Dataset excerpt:

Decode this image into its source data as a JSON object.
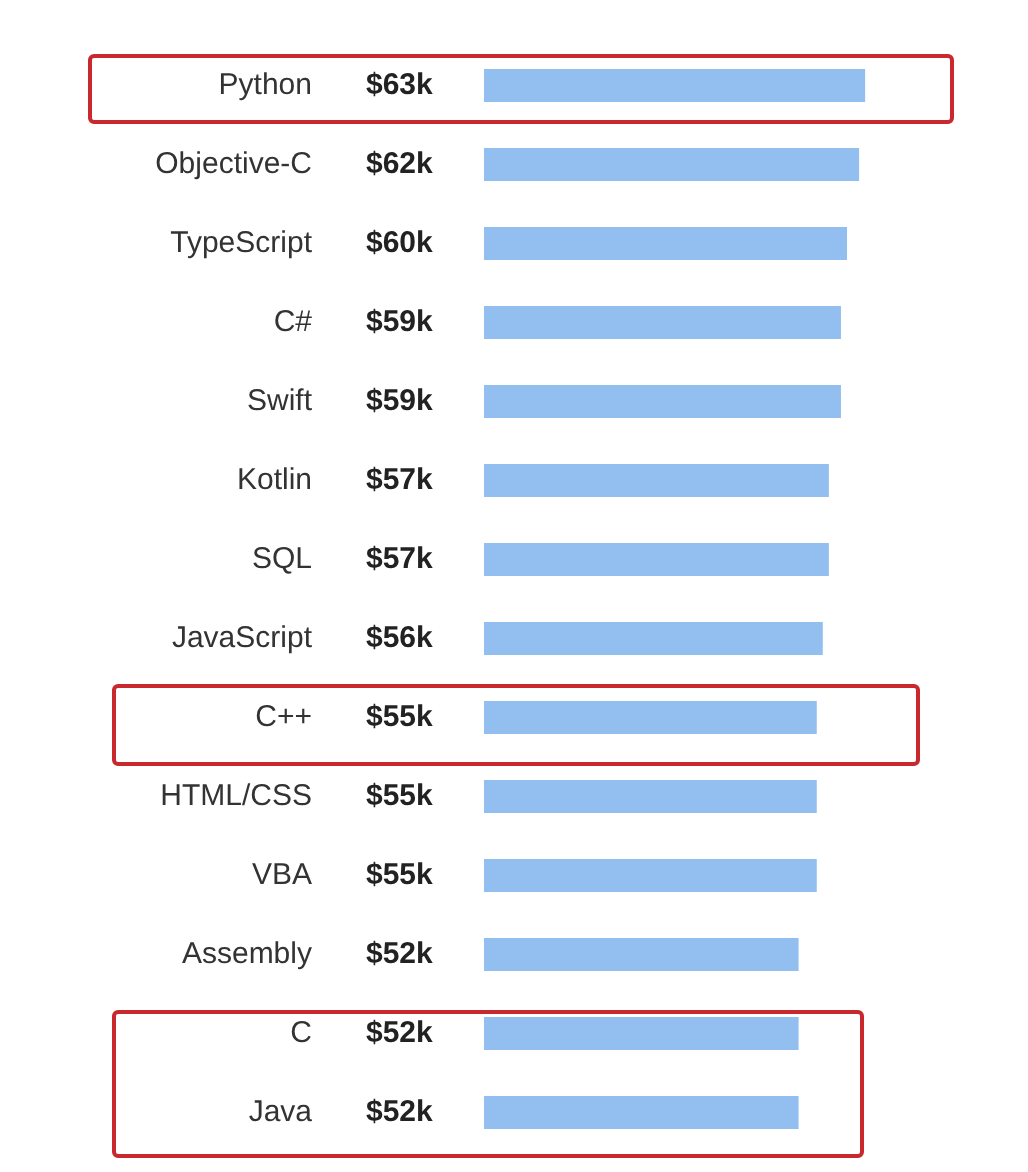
{
  "chart_data": {
    "type": "bar",
    "orientation": "horizontal",
    "categories": [
      "Python",
      "Objective-C",
      "TypeScript",
      "C#",
      "Swift",
      "Kotlin",
      "SQL",
      "JavaScript",
      "C++",
      "HTML/CSS",
      "VBA",
      "Assembly",
      "C",
      "Java"
    ],
    "values": [
      63,
      62,
      60,
      59,
      59,
      57,
      57,
      56,
      55,
      55,
      55,
      52,
      52,
      52
    ],
    "value_labels": [
      "$63k",
      "$62k",
      "$60k",
      "$59k",
      "$59k",
      "$57k",
      "$57k",
      "$56k",
      "$55k",
      "$55k",
      "$55k",
      "$52k",
      "$52k",
      "$52k"
    ],
    "color": "#92bff0",
    "grid": false,
    "legend": false
  }
}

> **Work to complete**: Restate the data above word for word. Do not include the images.

> **Response**:
Decode this image into its source data as a JSON object.
{
  "chart_data": {
    "type": "bar",
    "orientation": "horizontal",
    "categories": [
      "Python",
      "Objective-C",
      "TypeScript",
      "C#",
      "Swift",
      "Kotlin",
      "SQL",
      "JavaScript",
      "C++",
      "HTML/CSS",
      "VBA",
      "Assembly",
      "C",
      "Java"
    ],
    "values": [
      63,
      62,
      60,
      59,
      59,
      57,
      57,
      56,
      55,
      55,
      55,
      52,
      52,
      52
    ],
    "value_labels": [
      "$63k",
      "$62k",
      "$60k",
      "$59k",
      "$59k",
      "$57k",
      "$57k",
      "$56k",
      "$55k",
      "$55k",
      "$55k",
      "$52k",
      "$52k",
      "$52k"
    ],
    "color": "#92bff0",
    "grid": false,
    "legend": false
  }
}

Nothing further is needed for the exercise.